Your goal -> Pictures aside, quote the whole listing exactly.

***** Task data

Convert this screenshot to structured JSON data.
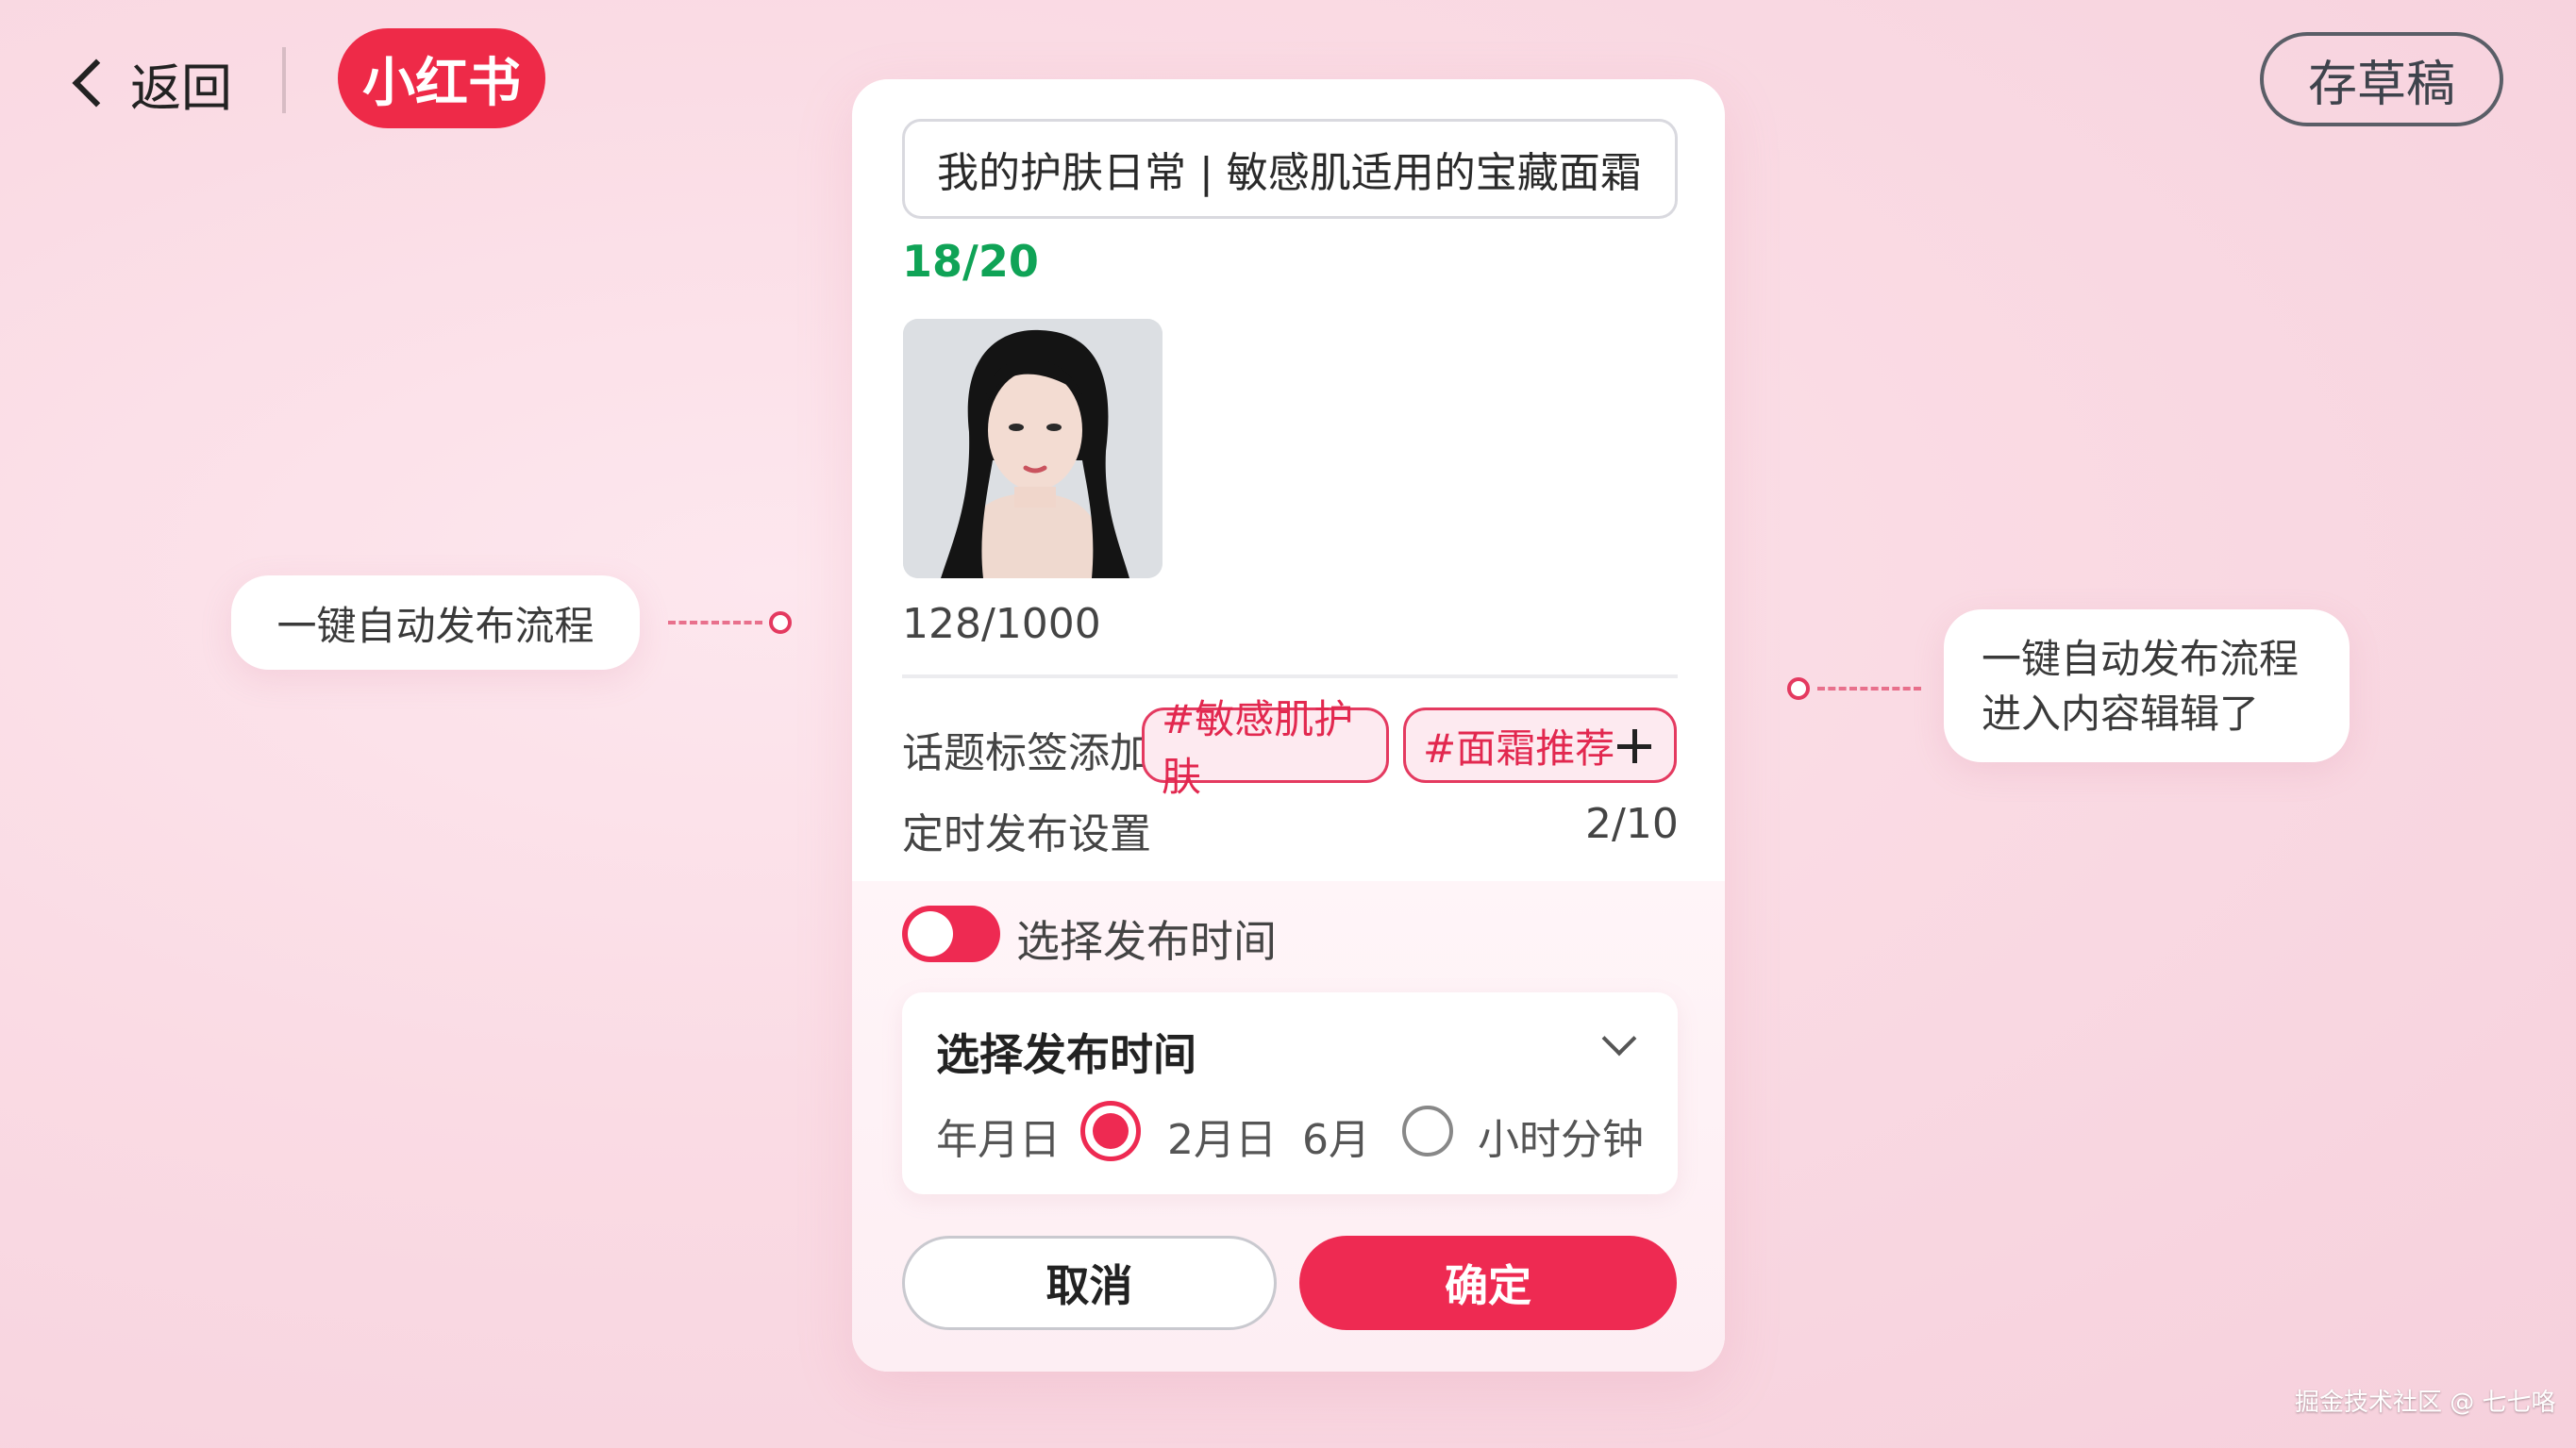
{
  "header": {
    "back_label": "返回",
    "logo_text": "小红书",
    "draft_label": "存草稿"
  },
  "editor": {
    "title_value": "我的护肤日常 | 敏感肌适用的宝藏面霜",
    "title_count": "18/20",
    "body_count": "128/1000",
    "tag_label": "话题标签添加",
    "tags": [
      "#敏感肌护肤",
      "#面霜推荐"
    ],
    "schedule_label": "定时发布设置",
    "schedule_count": "2/10",
    "toggle_label": "选择发布时间",
    "toggle_on": true,
    "picker": {
      "title": "选择发布时间",
      "option_date": "年月日",
      "option_value": "2月日",
      "option_month": "6月",
      "option_time": "小时分钟",
      "selected": "2月日"
    },
    "cancel_label": "取消",
    "confirm_label": "确定"
  },
  "callouts": {
    "left": "一键自动发布流程",
    "right_line1": "一键自动发布流程",
    "right_line2": "进入内容辑辑了"
  },
  "watermark": "掘金技术社区 @ 七七咯",
  "colors": {
    "accent": "#ee2a52",
    "count_green": "#0fa356",
    "background": "#fadbe4"
  }
}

**********

Response ->
Convert this screenshot to structured JSON data.
{
  "header": {
    "back_label": "返回",
    "logo_text": "小红书",
    "draft_label": "存草稿"
  },
  "editor": {
    "title_value": "我的护肤日常 | 敏感肌适用的宝藏面霜",
    "title_count": "18/20",
    "body_count": "128/1000",
    "tag_label": "话题标签添加",
    "tags": [
      "#敏感肌护肤",
      "#面霜推荐"
    ],
    "schedule_label": "定时发布设置",
    "schedule_count": "2/10",
    "toggle_label": "选择发布时间",
    "toggle_on": true,
    "picker": {
      "title": "选择发布时间",
      "option_date": "年月日",
      "option_value": "2月日",
      "option_month": "6月",
      "option_time": "小时分钟",
      "selected": "2月日"
    },
    "cancel_label": "取消",
    "confirm_label": "确定"
  },
  "callouts": {
    "left": "一键自动发布流程",
    "right_line1": "一键自动发布流程",
    "right_line2": "进入内容辑辑了"
  },
  "watermark": "掘金技术社区 @ 七七咯",
  "colors": {
    "accent": "#ee2a52",
    "count_green": "#0fa356",
    "background": "#fadbe4"
  }
}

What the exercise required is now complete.